### What is needed
Copy out all lines that carry the word "Mean".

--- Data entries ---

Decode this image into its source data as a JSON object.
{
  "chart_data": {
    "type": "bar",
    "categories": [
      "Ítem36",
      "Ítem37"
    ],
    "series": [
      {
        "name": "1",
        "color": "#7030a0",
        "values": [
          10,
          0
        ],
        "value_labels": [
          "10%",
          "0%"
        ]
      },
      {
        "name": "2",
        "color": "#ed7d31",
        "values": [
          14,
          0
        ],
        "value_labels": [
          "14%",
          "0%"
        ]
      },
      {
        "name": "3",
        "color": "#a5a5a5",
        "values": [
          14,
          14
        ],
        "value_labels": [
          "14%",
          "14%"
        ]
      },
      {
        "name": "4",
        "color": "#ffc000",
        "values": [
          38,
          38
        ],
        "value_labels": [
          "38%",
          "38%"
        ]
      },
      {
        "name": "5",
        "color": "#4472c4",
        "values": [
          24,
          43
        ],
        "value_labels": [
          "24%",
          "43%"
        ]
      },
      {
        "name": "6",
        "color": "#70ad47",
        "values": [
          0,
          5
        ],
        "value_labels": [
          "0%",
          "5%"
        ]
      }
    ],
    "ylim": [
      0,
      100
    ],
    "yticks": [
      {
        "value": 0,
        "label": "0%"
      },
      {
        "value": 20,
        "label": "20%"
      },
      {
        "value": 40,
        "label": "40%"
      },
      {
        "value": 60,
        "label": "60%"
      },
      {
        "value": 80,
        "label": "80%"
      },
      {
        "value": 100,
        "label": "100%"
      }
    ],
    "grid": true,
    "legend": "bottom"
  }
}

---
--- Data entries ---

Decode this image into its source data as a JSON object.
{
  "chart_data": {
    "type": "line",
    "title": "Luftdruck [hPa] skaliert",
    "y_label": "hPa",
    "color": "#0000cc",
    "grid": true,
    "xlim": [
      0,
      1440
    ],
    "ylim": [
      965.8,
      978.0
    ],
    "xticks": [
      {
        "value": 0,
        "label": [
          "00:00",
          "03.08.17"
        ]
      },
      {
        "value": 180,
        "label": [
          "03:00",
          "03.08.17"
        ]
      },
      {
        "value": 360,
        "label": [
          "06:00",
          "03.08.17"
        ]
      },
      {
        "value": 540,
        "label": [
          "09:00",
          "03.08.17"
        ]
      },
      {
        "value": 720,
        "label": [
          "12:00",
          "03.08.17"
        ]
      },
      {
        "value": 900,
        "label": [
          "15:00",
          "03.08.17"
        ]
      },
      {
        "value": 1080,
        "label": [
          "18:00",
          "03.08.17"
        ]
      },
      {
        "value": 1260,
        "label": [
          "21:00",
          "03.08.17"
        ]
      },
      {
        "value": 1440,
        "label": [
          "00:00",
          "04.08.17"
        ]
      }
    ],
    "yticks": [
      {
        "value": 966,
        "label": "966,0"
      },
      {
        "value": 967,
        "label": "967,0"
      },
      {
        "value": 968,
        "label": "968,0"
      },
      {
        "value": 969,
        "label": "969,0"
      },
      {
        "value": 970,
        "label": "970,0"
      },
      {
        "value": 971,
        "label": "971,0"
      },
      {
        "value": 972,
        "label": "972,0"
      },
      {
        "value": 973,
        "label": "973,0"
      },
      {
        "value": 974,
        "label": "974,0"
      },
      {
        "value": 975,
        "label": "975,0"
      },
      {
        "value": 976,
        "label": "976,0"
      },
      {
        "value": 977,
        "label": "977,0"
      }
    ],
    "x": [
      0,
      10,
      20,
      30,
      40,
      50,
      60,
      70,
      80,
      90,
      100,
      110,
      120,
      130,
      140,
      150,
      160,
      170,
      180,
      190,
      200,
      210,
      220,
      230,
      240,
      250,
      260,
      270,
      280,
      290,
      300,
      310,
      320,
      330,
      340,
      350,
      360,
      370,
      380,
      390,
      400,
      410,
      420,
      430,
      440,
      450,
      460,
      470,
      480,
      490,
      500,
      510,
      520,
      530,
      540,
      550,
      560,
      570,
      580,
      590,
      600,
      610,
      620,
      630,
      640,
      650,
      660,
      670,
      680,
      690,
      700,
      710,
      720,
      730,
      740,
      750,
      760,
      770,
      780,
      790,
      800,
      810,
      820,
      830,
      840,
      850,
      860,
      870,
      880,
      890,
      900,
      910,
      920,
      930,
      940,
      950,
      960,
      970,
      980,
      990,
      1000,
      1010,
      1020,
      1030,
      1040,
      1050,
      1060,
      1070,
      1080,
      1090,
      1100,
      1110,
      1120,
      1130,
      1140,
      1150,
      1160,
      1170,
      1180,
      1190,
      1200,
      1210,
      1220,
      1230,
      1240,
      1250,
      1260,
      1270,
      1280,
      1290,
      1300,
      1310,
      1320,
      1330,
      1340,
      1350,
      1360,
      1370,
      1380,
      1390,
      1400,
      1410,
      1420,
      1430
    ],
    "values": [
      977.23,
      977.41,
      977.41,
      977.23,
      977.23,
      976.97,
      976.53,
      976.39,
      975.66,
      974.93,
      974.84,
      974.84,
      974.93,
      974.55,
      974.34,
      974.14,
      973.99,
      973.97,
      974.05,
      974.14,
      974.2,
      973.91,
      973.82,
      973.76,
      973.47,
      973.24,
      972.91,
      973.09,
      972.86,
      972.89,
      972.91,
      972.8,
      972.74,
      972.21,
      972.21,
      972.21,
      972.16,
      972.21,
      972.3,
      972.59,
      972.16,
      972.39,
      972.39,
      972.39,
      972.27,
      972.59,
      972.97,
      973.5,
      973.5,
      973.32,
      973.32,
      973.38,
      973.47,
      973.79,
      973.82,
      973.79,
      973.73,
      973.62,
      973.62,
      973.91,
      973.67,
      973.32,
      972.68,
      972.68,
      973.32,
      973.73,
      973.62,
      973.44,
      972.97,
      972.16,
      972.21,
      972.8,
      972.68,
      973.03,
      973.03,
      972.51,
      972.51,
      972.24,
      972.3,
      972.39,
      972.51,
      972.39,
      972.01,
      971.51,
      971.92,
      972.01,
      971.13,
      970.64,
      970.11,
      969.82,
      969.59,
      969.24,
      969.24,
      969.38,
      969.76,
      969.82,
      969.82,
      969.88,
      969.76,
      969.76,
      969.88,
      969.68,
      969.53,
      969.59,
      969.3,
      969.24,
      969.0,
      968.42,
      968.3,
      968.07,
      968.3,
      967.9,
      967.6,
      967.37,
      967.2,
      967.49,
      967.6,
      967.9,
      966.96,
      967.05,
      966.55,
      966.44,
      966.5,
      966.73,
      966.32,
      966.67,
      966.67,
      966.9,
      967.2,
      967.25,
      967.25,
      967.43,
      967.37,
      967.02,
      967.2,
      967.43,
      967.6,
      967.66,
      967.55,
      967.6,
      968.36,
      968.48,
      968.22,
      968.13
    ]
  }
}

---
--- Data entries ---

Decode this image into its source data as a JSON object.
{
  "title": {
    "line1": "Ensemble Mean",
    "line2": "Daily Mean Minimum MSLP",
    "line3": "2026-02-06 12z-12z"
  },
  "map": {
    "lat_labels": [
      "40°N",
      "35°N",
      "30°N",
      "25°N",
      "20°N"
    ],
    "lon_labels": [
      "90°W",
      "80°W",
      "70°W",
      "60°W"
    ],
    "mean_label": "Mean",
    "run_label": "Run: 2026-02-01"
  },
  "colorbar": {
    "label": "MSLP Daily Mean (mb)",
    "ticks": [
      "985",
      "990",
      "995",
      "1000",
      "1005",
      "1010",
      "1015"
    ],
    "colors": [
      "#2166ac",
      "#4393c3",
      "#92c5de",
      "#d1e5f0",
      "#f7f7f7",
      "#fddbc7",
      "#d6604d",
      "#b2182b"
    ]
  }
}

---

### The response
    "line1": "Ensemble Mean",
    "line2": "Daily Mean Minimum MSLP",
    "mean_label": "Mean",
    "label": "MSLP Daily Mean (mb)",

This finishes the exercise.